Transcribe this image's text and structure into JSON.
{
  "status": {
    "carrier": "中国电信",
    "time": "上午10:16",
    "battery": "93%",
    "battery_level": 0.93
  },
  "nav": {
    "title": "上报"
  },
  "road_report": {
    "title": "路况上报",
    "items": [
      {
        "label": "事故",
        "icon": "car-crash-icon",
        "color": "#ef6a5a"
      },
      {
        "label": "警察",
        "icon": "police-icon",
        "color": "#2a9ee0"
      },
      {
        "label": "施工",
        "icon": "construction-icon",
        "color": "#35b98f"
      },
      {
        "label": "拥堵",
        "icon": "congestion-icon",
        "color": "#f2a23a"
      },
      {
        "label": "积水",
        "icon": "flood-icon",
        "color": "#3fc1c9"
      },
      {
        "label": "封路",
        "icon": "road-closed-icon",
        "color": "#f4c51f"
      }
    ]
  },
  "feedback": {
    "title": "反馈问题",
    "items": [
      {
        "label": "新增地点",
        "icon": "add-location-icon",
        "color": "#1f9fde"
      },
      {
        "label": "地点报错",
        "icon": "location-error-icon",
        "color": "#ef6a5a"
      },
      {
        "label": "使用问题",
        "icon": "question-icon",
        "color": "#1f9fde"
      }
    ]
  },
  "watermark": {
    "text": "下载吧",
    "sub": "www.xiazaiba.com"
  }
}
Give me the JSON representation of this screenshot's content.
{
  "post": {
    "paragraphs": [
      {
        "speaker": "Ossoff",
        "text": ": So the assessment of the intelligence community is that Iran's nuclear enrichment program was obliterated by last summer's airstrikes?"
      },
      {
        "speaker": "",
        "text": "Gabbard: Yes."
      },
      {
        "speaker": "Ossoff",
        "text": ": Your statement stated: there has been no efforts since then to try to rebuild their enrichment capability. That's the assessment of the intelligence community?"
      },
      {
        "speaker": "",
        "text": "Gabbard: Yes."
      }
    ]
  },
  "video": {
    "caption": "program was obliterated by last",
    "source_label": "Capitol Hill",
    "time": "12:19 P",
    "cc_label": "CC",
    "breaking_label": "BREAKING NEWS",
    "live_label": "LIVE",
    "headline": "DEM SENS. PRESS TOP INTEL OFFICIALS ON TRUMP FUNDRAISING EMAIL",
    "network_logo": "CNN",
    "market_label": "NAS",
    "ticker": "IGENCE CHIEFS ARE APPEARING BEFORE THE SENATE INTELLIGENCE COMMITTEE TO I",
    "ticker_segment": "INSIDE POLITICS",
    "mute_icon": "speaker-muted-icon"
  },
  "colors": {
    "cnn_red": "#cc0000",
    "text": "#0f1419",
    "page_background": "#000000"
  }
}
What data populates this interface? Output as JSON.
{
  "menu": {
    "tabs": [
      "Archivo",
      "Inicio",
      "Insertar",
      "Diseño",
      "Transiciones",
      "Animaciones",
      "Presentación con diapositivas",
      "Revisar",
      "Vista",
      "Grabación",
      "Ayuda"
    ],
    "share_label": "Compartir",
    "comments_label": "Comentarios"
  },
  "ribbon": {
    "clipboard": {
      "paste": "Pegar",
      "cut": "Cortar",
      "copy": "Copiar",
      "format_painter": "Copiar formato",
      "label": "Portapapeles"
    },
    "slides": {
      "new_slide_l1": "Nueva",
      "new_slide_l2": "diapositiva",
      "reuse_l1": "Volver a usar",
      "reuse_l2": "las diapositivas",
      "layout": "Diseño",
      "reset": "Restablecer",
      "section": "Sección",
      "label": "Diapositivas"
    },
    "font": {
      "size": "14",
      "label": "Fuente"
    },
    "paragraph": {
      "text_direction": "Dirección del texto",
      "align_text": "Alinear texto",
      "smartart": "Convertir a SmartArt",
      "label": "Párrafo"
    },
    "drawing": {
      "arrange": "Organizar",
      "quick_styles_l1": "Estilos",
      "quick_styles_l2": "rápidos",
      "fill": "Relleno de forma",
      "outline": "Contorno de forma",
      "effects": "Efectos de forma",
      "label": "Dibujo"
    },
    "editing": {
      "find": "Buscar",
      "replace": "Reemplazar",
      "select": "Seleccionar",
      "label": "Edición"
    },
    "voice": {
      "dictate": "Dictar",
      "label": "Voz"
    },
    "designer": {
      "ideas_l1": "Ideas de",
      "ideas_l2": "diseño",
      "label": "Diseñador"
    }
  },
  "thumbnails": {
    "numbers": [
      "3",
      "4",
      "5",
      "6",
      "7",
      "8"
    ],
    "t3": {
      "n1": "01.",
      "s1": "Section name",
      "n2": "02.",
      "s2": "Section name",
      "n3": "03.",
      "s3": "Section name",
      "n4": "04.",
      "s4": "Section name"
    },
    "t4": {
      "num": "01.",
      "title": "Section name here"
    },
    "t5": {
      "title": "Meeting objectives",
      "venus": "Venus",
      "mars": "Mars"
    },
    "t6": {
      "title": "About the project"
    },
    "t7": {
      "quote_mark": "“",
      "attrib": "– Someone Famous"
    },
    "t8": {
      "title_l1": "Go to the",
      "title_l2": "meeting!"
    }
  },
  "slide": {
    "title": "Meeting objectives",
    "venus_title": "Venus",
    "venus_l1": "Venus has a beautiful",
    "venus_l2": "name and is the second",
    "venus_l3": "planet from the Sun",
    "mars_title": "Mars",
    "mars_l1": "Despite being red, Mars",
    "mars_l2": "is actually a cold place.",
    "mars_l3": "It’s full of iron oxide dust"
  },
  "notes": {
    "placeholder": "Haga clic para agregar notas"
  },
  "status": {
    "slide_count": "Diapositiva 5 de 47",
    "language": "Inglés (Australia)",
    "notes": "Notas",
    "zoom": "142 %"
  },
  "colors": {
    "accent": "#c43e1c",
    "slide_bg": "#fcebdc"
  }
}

┄┄┄┄┄┄

Repeat every entry exactly, please.

Transcribe this image's text and structure into JSON.
{
  "status": {
    "carrier": "中国电信",
    "time": "上午10:16",
    "battery": "93%",
    "battery_level": 0.93
  },
  "nav": {
    "title": "上报"
  },
  "road_report": {
    "title": "路况上报",
    "items": [
      {
        "label": "事故",
        "icon": "car-crash-icon",
        "color": "#ef6a5a"
      },
      {
        "label": "警察",
        "icon": "police-icon",
        "color": "#2a9ee0"
      },
      {
        "label": "施工",
        "icon": "construction-icon",
        "color": "#35b98f"
      },
      {
        "label": "拥堵",
        "icon": "congestion-icon",
        "color": "#f2a23a"
      },
      {
        "label": "积水",
        "icon": "flood-icon",
        "color": "#3fc1c9"
      },
      {
        "label": "封路",
        "icon": "road-closed-icon",
        "color": "#f4c51f"
      }
    ]
  },
  "feedback": {
    "title": "反馈问题",
    "items": [
      {
        "label": "新增地点",
        "icon": "add-location-icon",
        "color": "#1f9fde"
      },
      {
        "label": "地点报错",
        "icon": "location-error-icon",
        "color": "#ef6a5a"
      },
      {
        "label": "使用问题",
        "icon": "question-icon",
        "color": "#1f9fde"
      }
    ]
  },
  "watermark": {
    "text": "下载吧",
    "sub": "www.xiazaiba.com"
  }
}
Give me the JSON representation of this screenshot's content.
{
  "post": {
    "paragraphs": [
      {
        "speaker": "Ossoff",
        "text": ": So the assessment of the intelligence community is that Iran's nuclear enrichment program was obliterated by last summer's airstrikes?"
      },
      {
        "speaker": "",
        "text": "Gabbard: Yes."
      },
      {
        "speaker": "Ossoff",
        "text": ": Your statement stated: there has been no efforts since then to try to rebuild their enrichment capability. That's the assessment of the intelligence community?"
      },
      {
        "speaker": "",
        "text": "Gabbard: Yes."
      }
    ]
  },
  "video": {
    "caption": "program was obliterated by last",
    "source_label": "Capitol Hill",
    "time": "12:19 P",
    "cc_label": "CC",
    "breaking_label": "BREAKING NEWS",
    "live_label": "LIVE",
    "headline": "DEM SENS. PRESS TOP INTEL OFFICIALS ON TRUMP FUNDRAISING EMAIL",
    "network_logo": "CNN",
    "market_label": "NAS",
    "ticker": "IGENCE CHIEFS ARE APPEARING BEFORE THE SENATE INTELLIGENCE COMMITTEE TO I",
    "ticker_segment": "INSIDE POLITICS",
    "mute_icon": "speaker-muted-icon"
  },
  "colors": {
    "cnn_red": "#cc0000",
    "text": "#0f1419",
    "page_background": "#000000"
  }
}
What data populates this interface? Output as JSON.
{
  "menu": {
    "tabs": [
      "Archivo",
      "Inicio",
      "Insertar",
      "Diseño",
      "Transiciones",
      "Animaciones",
      "Presentación con diapositivas",
      "Revisar",
      "Vista",
      "Grabación",
      "Ayuda"
    ],
    "share_label": "Compartir",
    "comments_label": "Comentarios"
  },
  "ribbon": {
    "clipboard": {
      "paste": "Pegar",
      "cut": "Cortar",
      "copy": "Copiar",
      "format_painter": "Copiar formato",
      "label": "Portapapeles"
    },
    "slides": {
      "new_slide_l1": "Nueva",
      "new_slide_l2": "diapositiva",
      "reuse_l1": "Volver a usar",
      "reuse_l2": "las diapositivas",
      "layout": "Diseño",
      "reset": "Restablecer",
      "section": "Sección",
      "label": "Diapositivas"
    },
    "font": {
      "size": "14",
      "label": "Fuente"
    },
    "paragraph": {
      "text_direction": "Dirección del texto",
      "align_text": "Alinear texto",
      "smartart": "Convertir a SmartArt",
      "label": "Párrafo"
    },
    "drawing": {
      "arrange": "Organizar",
      "quick_styles_l1": "Estilos",
      "quick_styles_l2": "rápidos",
      "fill": "Relleno de forma",
      "outline": "Contorno de forma",
      "effects": "Efectos de forma",
      "label": "Dibujo"
    },
    "editing": {
      "find": "Buscar",
      "replace": "Reemplazar",
      "select": "Seleccionar",
      "label": "Edición"
    },
    "voice": {
      "dictate": "Dictar",
      "label": "Voz"
    },
    "designer": {
      "ideas_l1": "Ideas de",
      "ideas_l2": "diseño",
      "label": "Diseñador"
    }
  },
  "thumbnails": {
    "numbers": [
      "3",
      "4",
      "5",
      "6",
      "7",
      "8"
    ],
    "t3": {
      "n1": "01.",
      "s1": "Section name",
      "n2": "02.",
      "s2": "Section name",
      "n3": "03.",
      "s3": "Section name",
      "n4": "04.",
      "s4": "Section name"
    },
    "t4": {
      "num": "01.",
      "title": "Section name here"
    },
    "t5": {
      "title": "Meeting objectives",
      "venus": "Venus",
      "mars": "Mars"
    },
    "t6": {
      "title": "About the project"
    },
    "t7": {
      "quote_mark": "“",
      "attrib": "– Someone Famous"
    },
    "t8": {
      "title_l1": "Go to the",
      "title_l2": "meeting!"
    }
  },
  "slide": {
    "title": "Meeting objectives",
    "venus_title": "Venus",
    "venus_l1": "Venus has a beautiful",
    "venus_l2": "name and is the second",
    "venus_l3": "planet from the Sun",
    "mars_title": "Mars",
    "mars_l1": "Despite being red, Mars",
    "mars_l2": "is actually a cold place.",
    "mars_l3": "It’s full of iron oxide dust"
  },
  "notes": {
    "placeholder": "Haga clic para agregar notas"
  },
  "status": {
    "slide_count": "Diapositiva 5 de 47",
    "language": "Inglés (Australia)",
    "notes": "Notas",
    "zoom": "142 %"
  },
  "colors": {
    "accent": "#c43e1c",
    "slide_bg": "#fcebdc"
  }
}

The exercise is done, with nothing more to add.